[Records from a collection of figures]
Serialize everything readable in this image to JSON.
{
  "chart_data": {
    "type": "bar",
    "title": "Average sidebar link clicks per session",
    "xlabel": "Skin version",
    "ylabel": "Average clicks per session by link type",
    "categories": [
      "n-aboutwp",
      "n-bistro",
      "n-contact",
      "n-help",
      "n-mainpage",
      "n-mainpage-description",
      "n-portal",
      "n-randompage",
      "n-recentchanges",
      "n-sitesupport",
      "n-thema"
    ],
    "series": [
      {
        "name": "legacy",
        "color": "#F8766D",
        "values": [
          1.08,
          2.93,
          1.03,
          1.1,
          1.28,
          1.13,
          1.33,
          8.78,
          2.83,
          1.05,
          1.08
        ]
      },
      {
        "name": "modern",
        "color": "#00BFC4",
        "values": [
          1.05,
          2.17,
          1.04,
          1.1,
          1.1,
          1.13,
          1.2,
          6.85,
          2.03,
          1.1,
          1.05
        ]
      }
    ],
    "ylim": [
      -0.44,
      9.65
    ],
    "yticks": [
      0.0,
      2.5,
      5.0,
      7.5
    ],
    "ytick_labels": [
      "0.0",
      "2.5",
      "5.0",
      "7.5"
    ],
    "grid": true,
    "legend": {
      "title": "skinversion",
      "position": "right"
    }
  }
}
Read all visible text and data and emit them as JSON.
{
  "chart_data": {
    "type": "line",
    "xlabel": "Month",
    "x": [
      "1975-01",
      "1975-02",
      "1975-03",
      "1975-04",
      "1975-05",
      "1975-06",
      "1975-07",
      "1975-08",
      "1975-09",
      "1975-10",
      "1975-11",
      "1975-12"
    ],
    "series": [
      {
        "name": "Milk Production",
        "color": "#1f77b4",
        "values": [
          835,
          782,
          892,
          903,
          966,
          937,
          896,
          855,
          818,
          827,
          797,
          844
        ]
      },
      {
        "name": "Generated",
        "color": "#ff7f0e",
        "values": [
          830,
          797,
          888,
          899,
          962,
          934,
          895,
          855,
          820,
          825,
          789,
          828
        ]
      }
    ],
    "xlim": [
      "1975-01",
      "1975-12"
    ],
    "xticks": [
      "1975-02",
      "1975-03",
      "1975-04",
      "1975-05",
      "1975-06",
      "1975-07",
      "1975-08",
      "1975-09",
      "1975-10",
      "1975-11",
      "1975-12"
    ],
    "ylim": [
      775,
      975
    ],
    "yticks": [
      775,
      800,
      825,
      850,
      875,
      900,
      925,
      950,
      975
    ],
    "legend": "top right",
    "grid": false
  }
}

- [What is needed] Pick every line with "session" in it and copy it.

- [Right answer]
    "title": "Average sidebar link clicks per session",
    "ylabel": "Average clicks per session by link type",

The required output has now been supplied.